** EXERCISE **
Please rewrite the data below, changing each "data-label" to "value-label" and keeping everything else the same.

——————

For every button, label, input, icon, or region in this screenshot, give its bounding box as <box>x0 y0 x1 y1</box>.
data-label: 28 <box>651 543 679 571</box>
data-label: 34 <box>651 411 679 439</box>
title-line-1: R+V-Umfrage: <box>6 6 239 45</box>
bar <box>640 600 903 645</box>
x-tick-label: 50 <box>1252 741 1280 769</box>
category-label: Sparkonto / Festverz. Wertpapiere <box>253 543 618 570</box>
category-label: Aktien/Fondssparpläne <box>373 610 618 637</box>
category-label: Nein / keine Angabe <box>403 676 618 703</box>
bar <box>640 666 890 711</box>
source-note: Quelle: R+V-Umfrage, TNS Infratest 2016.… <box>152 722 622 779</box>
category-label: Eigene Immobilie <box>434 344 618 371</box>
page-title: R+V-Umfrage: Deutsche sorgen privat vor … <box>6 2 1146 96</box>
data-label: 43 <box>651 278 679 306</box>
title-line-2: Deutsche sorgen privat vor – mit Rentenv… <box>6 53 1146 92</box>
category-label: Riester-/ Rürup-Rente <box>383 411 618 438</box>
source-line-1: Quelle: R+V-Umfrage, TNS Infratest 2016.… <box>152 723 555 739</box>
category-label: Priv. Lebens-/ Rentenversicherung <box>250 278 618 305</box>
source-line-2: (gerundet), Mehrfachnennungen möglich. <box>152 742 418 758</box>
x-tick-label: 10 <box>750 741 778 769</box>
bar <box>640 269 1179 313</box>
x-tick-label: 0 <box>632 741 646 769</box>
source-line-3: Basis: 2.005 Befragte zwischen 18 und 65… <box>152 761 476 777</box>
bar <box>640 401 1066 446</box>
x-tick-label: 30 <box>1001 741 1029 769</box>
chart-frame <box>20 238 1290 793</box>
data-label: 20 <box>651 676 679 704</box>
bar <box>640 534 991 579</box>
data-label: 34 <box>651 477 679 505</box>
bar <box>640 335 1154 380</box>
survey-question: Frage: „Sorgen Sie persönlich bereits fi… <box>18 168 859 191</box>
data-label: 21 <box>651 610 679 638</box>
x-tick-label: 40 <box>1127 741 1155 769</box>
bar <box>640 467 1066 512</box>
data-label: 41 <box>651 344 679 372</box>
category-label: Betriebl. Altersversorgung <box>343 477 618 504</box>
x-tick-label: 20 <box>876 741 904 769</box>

——————

** SOLUTION TO THIS EXERCISE **
For every button, label, input, icon, or region in this screenshot, give its bounding box as <box>x0 y0 x1 y1</box>.
value-label: 28 <box>651 543 679 571</box>
value-label: 34 <box>651 411 679 439</box>
title-line-1: R+V-Umfrage: <box>6 6 239 45</box>
bar <box>640 600 903 645</box>
x-tick-label: 50 <box>1252 741 1280 769</box>
category-label: Sparkonto / Festverz. Wertpapiere <box>253 543 618 570</box>
category-label: Aktien/Fondssparpläne <box>373 610 618 637</box>
category-label: Nein / keine Angabe <box>403 676 618 703</box>
bar <box>640 666 890 711</box>
source-note: Quelle: R+V-Umfrage, TNS Infratest 2016.… <box>152 722 622 779</box>
category-label: Eigene Immobilie <box>434 344 618 371</box>
page-title: R+V-Umfrage: Deutsche sorgen privat vor … <box>6 2 1146 96</box>
value-label: 43 <box>651 278 679 306</box>
title-line-2: Deutsche sorgen privat vor – mit Rentenv… <box>6 53 1146 92</box>
category-label: Riester-/ Rürup-Rente <box>383 411 618 438</box>
source-line-1: Quelle: R+V-Umfrage, TNS Infratest 2016.… <box>152 723 555 739</box>
category-label: Priv. Lebens-/ Rentenversicherung <box>250 278 618 305</box>
source-line-2: (gerundet), Mehrfachnennungen möglich. <box>152 742 418 758</box>
x-tick-label: 10 <box>750 741 778 769</box>
bar <box>640 269 1179 313</box>
x-tick-label: 0 <box>632 741 646 769</box>
source-line-3: Basis: 2.005 Befragte zwischen 18 und 65… <box>152 761 476 777</box>
bar <box>640 401 1066 446</box>
x-tick-label: 30 <box>1001 741 1029 769</box>
chart-frame <box>20 238 1290 793</box>
value-label: 20 <box>651 676 679 704</box>
bar <box>640 534 991 579</box>
value-label: 34 <box>651 477 679 505</box>
bar <box>640 335 1154 380</box>
survey-question: Frage: „Sorgen Sie persönlich bereits fi… <box>18 168 859 191</box>
value-label: 21 <box>651 610 679 638</box>
x-tick-label: 40 <box>1127 741 1155 769</box>
bar <box>640 467 1066 512</box>
value-label: 41 <box>651 344 679 372</box>
category-label: Betriebl. Altersversorgung <box>343 477 618 504</box>
x-tick-label: 20 <box>876 741 904 769</box>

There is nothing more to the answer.